--- Data to use ---
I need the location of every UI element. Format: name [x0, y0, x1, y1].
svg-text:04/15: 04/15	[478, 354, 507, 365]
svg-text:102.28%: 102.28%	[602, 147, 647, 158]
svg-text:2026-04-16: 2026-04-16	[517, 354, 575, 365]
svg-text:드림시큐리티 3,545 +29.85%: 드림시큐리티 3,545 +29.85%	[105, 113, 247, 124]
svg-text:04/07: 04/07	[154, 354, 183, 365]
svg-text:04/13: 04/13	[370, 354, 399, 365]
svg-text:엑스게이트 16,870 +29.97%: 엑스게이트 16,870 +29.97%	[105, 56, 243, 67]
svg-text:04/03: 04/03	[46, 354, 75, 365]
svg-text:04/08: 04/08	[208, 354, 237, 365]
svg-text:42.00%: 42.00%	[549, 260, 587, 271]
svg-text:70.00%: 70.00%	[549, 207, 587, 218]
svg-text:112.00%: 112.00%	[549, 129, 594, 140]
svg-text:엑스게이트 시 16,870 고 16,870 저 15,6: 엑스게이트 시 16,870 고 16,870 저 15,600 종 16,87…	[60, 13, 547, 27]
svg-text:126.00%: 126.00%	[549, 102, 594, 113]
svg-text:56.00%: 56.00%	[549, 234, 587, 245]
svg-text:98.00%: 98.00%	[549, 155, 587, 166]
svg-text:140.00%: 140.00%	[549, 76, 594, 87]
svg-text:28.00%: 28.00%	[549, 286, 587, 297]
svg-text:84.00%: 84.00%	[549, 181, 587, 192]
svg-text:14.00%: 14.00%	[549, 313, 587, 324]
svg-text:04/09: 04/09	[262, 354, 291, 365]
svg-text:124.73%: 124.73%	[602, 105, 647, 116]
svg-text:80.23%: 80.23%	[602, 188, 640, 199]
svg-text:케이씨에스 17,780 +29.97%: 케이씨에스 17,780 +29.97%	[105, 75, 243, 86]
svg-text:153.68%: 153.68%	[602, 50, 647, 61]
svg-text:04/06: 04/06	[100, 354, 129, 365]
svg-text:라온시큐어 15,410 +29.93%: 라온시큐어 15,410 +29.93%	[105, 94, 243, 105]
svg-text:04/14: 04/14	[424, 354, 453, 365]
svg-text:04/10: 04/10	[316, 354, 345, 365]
---
Work to do -
Copy all of the lines above word for word, with nothing changed.

The result -
I need the location of every UI element. Format: name [x0, y0, x1, y1].
svg-text:04/15: 04/15	[478, 354, 507, 365]
svg-text:102.28%: 102.28%	[602, 147, 647, 158]
svg-text:2026-04-16: 2026-04-16	[517, 354, 575, 365]
svg-text:드림시큐리티 3,545 +29.85%: 드림시큐리티 3,545 +29.85%	[105, 113, 247, 124]
svg-text:04/07: 04/07	[154, 354, 183, 365]
svg-text:04/13: 04/13	[370, 354, 399, 365]
svg-text:엑스게이트 16,870 +29.97%: 엑스게이트 16,870 +29.97%	[105, 56, 243, 67]
svg-text:04/03: 04/03	[46, 354, 75, 365]
svg-text:04/08: 04/08	[208, 354, 237, 365]
svg-text:42.00%: 42.00%	[549, 260, 587, 271]
svg-text:70.00%: 70.00%	[549, 207, 587, 218]
svg-text:112.00%: 112.00%	[549, 129, 594, 140]
svg-text:엑스게이트 시 16,870 고 16,870 저 15,6: 엑스게이트 시 16,870 고 16,870 저 15,600 종 16,87…	[60, 13, 547, 27]
svg-text:126.00%: 126.00%	[549, 102, 594, 113]
svg-text:56.00%: 56.00%	[549, 234, 587, 245]
svg-text:98.00%: 98.00%	[549, 155, 587, 166]
svg-text:140.00%: 140.00%	[549, 76, 594, 87]
svg-text:28.00%: 28.00%	[549, 286, 587, 297]
svg-text:84.00%: 84.00%	[549, 181, 587, 192]
svg-text:14.00%: 14.00%	[549, 313, 587, 324]
svg-text:04/09: 04/09	[262, 354, 291, 365]
svg-text:124.73%: 124.73%	[602, 105, 647, 116]
svg-text:80.23%: 80.23%	[602, 188, 640, 199]
svg-text:케이씨에스 17,780 +29.97%: 케이씨에스 17,780 +29.97%	[105, 75, 243, 86]
svg-text:153.68%: 153.68%	[602, 50, 647, 61]
svg-text:04/06: 04/06	[100, 354, 129, 365]
svg-text:라온시큐어 15,410 +29.93%: 라온시큐어 15,410 +29.93%	[105, 94, 243, 105]
svg-text:04/14: 04/14	[424, 354, 453, 365]
svg-text:04/10: 04/10	[316, 354, 345, 365]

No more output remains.